* BEGIN *
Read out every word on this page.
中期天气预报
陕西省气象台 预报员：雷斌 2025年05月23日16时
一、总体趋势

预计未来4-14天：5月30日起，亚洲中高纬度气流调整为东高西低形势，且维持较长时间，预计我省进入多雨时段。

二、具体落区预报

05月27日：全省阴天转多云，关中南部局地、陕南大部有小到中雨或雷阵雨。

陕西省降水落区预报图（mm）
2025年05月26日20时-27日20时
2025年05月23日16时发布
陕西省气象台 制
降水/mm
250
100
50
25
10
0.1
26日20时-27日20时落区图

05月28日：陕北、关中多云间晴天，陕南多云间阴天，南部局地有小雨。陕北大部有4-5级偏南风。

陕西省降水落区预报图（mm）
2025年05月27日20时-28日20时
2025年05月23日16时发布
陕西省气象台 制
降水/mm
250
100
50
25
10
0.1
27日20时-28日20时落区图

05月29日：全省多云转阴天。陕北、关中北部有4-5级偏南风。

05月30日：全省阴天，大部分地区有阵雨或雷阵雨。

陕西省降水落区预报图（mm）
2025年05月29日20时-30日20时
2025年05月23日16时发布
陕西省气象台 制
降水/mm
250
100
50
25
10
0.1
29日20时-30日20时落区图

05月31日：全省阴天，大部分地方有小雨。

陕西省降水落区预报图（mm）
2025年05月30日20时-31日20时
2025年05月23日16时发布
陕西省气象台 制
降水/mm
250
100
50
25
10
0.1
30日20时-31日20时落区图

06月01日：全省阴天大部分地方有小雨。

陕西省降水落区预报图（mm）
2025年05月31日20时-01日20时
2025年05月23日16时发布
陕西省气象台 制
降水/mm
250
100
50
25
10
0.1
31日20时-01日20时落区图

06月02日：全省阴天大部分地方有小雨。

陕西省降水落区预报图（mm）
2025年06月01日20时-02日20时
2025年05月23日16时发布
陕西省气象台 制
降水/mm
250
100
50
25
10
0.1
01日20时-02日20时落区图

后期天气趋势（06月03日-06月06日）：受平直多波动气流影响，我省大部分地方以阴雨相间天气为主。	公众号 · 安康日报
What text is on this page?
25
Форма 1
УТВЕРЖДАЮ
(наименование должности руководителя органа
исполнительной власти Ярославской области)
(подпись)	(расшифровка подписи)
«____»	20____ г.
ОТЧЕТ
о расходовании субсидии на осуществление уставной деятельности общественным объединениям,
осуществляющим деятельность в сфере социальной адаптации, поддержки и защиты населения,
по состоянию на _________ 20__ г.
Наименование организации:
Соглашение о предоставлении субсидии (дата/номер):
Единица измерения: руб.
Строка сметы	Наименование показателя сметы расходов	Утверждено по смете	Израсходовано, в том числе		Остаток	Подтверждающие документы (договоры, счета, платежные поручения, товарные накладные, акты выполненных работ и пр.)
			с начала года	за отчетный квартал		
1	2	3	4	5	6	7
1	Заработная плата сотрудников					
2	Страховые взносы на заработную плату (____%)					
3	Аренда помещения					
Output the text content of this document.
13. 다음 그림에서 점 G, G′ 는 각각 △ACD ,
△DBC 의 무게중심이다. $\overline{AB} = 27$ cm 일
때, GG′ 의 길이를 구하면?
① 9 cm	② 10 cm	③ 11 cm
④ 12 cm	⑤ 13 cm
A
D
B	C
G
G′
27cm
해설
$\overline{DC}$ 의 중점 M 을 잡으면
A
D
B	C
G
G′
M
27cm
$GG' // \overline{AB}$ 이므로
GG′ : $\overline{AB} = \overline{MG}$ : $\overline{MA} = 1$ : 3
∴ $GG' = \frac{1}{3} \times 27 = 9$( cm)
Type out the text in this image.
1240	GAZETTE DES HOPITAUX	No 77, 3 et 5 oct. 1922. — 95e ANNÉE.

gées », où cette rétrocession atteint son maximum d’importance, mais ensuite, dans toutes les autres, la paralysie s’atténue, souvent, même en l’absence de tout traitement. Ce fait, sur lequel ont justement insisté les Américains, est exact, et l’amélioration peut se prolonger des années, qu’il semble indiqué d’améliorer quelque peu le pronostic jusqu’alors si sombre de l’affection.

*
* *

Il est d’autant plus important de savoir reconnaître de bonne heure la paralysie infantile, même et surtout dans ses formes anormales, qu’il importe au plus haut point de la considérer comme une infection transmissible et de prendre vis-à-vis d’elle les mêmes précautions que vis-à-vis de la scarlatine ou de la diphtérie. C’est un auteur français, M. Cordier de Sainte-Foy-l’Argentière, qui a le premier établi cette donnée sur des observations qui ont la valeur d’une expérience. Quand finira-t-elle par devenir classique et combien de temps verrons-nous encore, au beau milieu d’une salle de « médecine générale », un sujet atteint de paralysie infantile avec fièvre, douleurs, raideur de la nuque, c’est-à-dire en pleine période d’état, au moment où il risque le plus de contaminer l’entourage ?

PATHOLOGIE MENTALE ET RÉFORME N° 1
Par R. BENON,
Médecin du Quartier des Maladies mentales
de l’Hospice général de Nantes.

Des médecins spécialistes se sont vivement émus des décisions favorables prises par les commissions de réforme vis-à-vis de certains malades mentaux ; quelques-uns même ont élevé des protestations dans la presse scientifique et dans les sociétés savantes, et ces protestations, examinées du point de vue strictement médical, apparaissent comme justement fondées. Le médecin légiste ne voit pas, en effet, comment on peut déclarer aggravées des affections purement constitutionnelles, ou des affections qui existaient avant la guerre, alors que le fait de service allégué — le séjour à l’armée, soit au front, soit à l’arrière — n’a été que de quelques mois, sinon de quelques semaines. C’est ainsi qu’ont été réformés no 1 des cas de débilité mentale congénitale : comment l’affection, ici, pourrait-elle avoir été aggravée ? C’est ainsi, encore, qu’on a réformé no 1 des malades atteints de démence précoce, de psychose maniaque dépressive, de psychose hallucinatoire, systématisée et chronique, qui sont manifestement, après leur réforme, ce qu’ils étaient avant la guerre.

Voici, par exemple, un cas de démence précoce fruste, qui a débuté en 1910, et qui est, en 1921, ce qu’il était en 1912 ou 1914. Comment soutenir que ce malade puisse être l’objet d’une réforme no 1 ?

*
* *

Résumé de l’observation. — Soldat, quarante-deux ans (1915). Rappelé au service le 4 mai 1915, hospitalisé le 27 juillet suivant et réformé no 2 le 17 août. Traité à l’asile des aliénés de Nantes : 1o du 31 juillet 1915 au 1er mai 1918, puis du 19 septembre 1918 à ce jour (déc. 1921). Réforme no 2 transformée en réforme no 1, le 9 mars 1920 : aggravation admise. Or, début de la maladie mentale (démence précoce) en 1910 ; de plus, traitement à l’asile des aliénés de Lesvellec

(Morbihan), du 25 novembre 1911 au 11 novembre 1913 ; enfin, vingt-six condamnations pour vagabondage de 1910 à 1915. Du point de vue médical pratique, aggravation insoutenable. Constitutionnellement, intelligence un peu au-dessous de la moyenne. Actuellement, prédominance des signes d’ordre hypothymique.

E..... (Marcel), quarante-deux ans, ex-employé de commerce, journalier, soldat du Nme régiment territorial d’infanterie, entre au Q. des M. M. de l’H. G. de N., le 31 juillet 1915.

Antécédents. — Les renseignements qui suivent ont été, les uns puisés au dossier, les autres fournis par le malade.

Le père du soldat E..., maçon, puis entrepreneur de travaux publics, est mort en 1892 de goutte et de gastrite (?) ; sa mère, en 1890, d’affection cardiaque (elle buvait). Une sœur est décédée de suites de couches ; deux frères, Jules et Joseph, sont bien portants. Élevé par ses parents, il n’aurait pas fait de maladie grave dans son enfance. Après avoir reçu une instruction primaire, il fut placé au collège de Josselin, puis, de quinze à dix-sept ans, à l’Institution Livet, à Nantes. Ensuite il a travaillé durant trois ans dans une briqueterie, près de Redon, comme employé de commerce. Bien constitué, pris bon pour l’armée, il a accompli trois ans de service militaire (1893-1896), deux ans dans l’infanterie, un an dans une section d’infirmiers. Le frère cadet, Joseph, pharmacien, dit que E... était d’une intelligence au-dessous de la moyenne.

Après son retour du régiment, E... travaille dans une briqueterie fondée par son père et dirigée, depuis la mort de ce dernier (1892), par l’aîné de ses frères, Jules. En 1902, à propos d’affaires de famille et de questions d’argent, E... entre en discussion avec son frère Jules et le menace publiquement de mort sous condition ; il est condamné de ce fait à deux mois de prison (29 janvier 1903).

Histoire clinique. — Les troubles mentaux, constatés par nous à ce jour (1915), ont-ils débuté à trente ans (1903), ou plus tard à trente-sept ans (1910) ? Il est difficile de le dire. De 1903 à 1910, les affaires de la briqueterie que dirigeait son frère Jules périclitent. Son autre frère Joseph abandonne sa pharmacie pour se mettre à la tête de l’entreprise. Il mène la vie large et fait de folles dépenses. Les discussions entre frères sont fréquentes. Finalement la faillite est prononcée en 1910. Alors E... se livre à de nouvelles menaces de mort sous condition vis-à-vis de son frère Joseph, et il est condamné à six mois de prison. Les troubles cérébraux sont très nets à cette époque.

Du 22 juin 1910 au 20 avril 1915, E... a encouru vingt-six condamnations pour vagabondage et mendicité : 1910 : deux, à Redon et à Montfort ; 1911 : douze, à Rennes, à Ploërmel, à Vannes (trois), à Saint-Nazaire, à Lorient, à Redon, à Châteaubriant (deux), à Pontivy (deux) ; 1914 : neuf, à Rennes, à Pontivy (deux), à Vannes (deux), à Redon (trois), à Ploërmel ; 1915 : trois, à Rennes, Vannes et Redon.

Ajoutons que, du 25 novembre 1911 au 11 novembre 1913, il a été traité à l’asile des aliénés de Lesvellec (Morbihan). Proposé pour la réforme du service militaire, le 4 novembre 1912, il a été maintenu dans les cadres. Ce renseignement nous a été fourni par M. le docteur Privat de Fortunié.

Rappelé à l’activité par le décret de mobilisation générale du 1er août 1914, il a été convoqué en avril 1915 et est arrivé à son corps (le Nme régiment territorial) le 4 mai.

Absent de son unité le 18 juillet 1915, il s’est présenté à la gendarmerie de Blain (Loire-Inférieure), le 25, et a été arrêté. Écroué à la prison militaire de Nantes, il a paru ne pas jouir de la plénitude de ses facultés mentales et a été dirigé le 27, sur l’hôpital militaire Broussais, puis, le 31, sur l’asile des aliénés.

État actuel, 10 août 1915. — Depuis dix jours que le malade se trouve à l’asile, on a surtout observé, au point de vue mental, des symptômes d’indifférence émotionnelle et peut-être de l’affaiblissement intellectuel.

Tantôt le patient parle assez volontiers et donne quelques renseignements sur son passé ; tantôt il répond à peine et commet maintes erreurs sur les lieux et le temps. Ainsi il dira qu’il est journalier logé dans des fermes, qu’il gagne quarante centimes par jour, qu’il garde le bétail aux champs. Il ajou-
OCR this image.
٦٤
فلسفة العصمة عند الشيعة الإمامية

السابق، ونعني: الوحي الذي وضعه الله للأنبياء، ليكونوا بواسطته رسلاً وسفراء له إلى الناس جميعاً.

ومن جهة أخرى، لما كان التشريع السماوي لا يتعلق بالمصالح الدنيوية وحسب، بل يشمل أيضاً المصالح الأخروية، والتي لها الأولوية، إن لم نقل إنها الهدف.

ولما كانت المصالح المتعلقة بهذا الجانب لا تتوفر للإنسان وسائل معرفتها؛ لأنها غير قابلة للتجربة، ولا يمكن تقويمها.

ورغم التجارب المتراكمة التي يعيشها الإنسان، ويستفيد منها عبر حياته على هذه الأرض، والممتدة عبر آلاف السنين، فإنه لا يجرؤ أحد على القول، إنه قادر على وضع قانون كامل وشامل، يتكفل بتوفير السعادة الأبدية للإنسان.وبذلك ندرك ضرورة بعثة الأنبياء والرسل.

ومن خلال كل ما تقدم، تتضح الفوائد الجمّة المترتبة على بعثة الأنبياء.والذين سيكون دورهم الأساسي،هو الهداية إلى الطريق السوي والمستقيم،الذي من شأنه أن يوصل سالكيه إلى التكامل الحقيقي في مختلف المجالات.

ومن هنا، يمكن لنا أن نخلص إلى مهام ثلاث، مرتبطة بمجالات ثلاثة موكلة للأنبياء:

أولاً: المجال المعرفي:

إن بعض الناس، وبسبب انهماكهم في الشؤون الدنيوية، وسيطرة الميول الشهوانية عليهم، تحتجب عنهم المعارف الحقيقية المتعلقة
* END *
■ TASK DESCRIPTION
Scan the lines for the string "Rappelé". Copy out each line that matches.

■ ANSWER IN FULL
Résumé de l’observation. — Soldat, quarante-deux ans (1915). Rappelé au service le 4 mai 1915, hospitalisé le 27 juillet suivant et réformé no 2 le 17 août. Traité à l’asile des aliénés de Nantes : 1o du 31 juillet 1915 au 1er mai 1918, puis du 19 septembre 1918 à ce jour (déc. 1921). Réforme no 2 transformée en réforme no 1, le 9 mars 1920 : aggravation admise. Or, début de la maladie mentale (démence précoce) en 1910 ; de plus, traitement à l’asile des aliénés de Lesvellec
Rappelé à l’activité par le décret de mobilisation générale du 1er août 1914, il a été convoqué en avril 1915 et est arrivé à son corps (le Nme régiment territorial) le 4 mai.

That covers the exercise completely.